**Directions**
Without the images, write out the whole listing exactly.

Records from a data collection
★ ★ ★ ★ ★ ★ ★

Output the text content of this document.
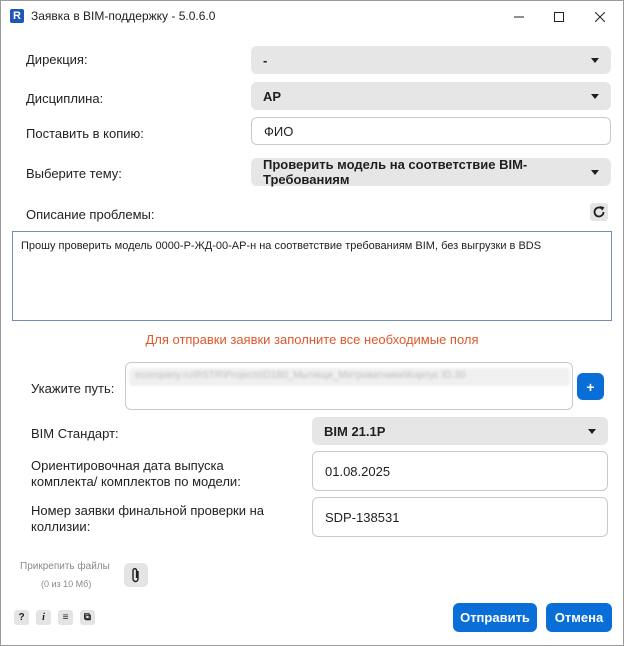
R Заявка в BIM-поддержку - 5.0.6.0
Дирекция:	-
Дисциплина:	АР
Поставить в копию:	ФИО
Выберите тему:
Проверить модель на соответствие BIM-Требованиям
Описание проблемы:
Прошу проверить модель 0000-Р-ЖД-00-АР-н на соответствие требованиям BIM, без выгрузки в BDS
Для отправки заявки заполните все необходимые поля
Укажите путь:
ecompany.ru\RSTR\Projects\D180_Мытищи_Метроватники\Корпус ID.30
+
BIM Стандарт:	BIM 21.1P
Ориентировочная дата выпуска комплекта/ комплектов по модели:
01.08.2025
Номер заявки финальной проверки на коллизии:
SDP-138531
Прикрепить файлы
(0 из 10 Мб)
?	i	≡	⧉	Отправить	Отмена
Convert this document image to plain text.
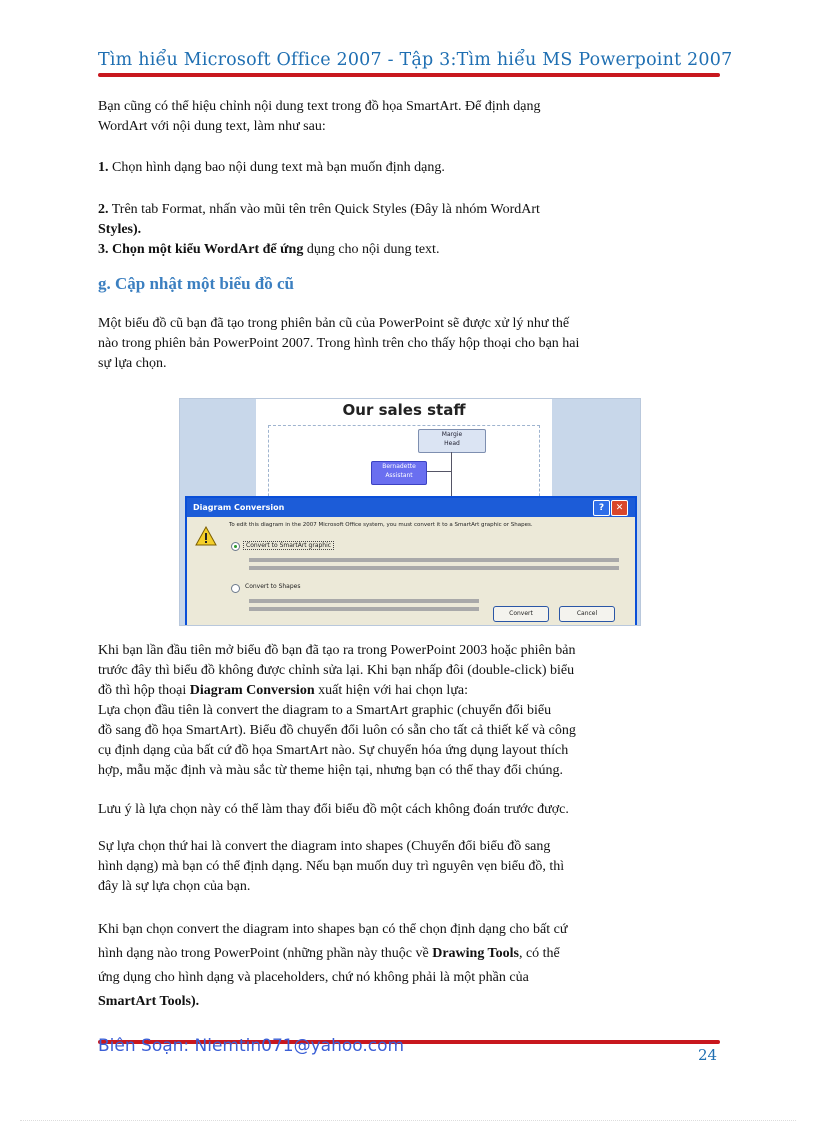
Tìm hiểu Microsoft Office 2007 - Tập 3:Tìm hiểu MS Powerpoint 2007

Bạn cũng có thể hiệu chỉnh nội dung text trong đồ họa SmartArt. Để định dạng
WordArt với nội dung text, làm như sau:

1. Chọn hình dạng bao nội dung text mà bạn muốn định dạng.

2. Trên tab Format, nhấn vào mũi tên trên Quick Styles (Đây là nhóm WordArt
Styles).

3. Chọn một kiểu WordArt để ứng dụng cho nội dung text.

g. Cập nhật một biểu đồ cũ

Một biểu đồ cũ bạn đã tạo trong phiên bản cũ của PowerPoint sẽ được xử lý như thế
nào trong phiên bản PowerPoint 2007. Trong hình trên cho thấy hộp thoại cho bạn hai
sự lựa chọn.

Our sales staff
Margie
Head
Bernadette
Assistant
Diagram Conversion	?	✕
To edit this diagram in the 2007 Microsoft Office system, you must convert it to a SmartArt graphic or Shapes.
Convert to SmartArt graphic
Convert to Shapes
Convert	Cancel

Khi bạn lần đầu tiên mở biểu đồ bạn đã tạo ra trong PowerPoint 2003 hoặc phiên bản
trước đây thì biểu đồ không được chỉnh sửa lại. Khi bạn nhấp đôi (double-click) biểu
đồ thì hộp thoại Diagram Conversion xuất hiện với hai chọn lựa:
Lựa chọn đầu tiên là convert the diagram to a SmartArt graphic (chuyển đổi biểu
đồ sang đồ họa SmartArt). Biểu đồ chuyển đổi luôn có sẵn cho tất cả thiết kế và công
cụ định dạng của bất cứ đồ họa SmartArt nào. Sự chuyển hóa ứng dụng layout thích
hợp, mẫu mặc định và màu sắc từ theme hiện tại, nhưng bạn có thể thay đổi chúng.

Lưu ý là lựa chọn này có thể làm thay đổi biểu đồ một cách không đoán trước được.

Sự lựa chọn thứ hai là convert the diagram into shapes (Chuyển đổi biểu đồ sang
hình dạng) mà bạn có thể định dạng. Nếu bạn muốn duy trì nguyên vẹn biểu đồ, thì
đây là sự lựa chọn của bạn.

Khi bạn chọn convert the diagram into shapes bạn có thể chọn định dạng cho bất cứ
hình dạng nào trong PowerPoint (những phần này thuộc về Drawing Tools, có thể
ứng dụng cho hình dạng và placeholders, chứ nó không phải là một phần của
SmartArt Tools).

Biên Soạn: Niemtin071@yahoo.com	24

★ ★ ★ ★ ★ ★ ★

**Task result**
Output the text content of this document.
R Заявка в BIM-поддержку - 5.0.6.0
Дирекция:	-
Дисциплина:	АР
Поставить в копию:	ФИО
Выберите тему:
Проверить модель на соответствие BIM-Требованиям
Описание проблемы:
Прошу проверить модель 0000-Р-ЖД-00-АР-н на соответствие требованиям BIM, без выгрузки в BDS
Для отправки заявки заполните все необходимые поля
Укажите путь:
ecompany.ru\RSTR\Projects\D180_Мытищи_Метроватники\Корпус ID.30
+
BIM Стандарт:	BIM 21.1P
Ориентировочная дата выпуска комплекта/ комплектов по модели:
01.08.2025
Номер заявки финальной проверки на коллизии:
SDP-138531
Прикрепить файлы
(0 из 10 Мб)
?	i	≡	⧉	Отправить	Отмена
Convert this document image to plain text.
Tìm hiểu Microsoft Office 2007 - Tập 3:Tìm hiểu MS Powerpoint 2007

Bạn cũng có thể hiệu chỉnh nội dung text trong đồ họa SmartArt. Để định dạng
WordArt với nội dung text, làm như sau:

1. Chọn hình dạng bao nội dung text mà bạn muốn định dạng.

2. Trên tab Format, nhấn vào mũi tên trên Quick Styles (Đây là nhóm WordArt
Styles).

3. Chọn một kiểu WordArt để ứng dụng cho nội dung text.

g. Cập nhật một biểu đồ cũ

Một biểu đồ cũ bạn đã tạo trong phiên bản cũ của PowerPoint sẽ được xử lý như thế
nào trong phiên bản PowerPoint 2007. Trong hình trên cho thấy hộp thoại cho bạn hai
sự lựa chọn.

Our sales staff
Margie
Head
Bernadette
Assistant
Diagram Conversion	?	✕
To edit this diagram in the 2007 Microsoft Office system, you must convert it to a SmartArt graphic or Shapes.
Convert to SmartArt graphic
Convert to Shapes
Convert	Cancel

Khi bạn lần đầu tiên mở biểu đồ bạn đã tạo ra trong PowerPoint 2003 hoặc phiên bản
trước đây thì biểu đồ không được chỉnh sửa lại. Khi bạn nhấp đôi (double-click) biểu
đồ thì hộp thoại Diagram Conversion xuất hiện với hai chọn lựa:
Lựa chọn đầu tiên là convert the diagram to a SmartArt graphic (chuyển đổi biểu
đồ sang đồ họa SmartArt). Biểu đồ chuyển đổi luôn có sẵn cho tất cả thiết kế và công
cụ định dạng của bất cứ đồ họa SmartArt nào. Sự chuyển hóa ứng dụng layout thích
hợp, mẫu mặc định và màu sắc từ theme hiện tại, nhưng bạn có thể thay đổi chúng.

Lưu ý là lựa chọn này có thể làm thay đổi biểu đồ một cách không đoán trước được.

Sự lựa chọn thứ hai là convert the diagram into shapes (Chuyển đổi biểu đồ sang
hình dạng) mà bạn có thể định dạng. Nếu bạn muốn duy trì nguyên vẹn biểu đồ, thì
đây là sự lựa chọn của bạn.

Khi bạn chọn convert the diagram into shapes bạn có thể chọn định dạng cho bất cứ
hình dạng nào trong PowerPoint (những phần này thuộc về Drawing Tools, có thể
ứng dụng cho hình dạng và placeholders, chứ nó không phải là một phần của
SmartArt Tools).

Biên Soạn: Niemtin071@yahoo.com	24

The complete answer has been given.